### What to work on
Below are records. Find each line in them that holds the word "these" and copy it.

[Transcribed document page entries]

►

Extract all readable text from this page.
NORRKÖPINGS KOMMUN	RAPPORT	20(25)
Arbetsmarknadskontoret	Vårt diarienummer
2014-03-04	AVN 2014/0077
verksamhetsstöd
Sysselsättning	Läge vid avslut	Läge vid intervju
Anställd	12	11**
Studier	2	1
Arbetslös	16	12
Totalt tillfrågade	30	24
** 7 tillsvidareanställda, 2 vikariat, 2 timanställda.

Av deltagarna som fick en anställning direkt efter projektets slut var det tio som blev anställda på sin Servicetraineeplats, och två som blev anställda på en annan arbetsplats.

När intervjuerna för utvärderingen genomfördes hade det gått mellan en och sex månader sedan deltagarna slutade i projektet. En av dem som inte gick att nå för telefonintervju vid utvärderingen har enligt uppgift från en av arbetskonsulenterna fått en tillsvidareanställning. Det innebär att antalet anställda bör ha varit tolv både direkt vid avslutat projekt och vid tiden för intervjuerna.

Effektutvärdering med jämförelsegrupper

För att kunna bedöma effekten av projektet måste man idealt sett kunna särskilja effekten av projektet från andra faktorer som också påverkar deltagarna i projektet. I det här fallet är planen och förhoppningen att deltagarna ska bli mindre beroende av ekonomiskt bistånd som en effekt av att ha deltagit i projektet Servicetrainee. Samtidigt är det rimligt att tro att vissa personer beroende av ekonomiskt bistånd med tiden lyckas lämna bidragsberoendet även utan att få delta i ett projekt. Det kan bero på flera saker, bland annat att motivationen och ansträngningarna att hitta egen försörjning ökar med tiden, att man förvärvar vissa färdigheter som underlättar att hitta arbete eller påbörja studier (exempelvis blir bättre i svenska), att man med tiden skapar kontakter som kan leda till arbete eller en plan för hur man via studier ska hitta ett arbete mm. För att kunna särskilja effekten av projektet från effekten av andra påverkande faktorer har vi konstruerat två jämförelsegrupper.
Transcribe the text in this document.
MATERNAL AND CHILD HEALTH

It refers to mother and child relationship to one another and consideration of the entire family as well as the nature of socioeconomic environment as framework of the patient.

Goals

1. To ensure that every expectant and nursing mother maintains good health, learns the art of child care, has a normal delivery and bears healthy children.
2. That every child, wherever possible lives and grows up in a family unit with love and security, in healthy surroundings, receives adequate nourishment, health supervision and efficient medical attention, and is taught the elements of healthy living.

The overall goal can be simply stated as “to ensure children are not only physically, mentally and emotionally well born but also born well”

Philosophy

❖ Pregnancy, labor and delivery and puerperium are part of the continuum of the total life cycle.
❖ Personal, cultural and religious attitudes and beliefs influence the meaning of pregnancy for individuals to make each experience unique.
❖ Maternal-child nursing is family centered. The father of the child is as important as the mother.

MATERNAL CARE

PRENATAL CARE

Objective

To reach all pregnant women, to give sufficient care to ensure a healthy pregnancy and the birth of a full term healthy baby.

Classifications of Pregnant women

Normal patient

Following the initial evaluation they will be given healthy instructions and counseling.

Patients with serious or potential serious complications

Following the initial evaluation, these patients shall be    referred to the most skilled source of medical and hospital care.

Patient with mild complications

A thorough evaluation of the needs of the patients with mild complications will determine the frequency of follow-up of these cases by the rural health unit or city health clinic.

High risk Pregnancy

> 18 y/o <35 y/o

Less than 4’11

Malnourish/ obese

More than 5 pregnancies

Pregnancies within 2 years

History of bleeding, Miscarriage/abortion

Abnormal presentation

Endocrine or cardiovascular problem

◄

### Result
Following the initial evaluation, these patients shall be    referred to the most skilled source of medical and hospital care.
A thorough evaluation of the needs of the patients with mild complications will determine the frequency of follow-up of these cases by the rural health unit or city health clinic.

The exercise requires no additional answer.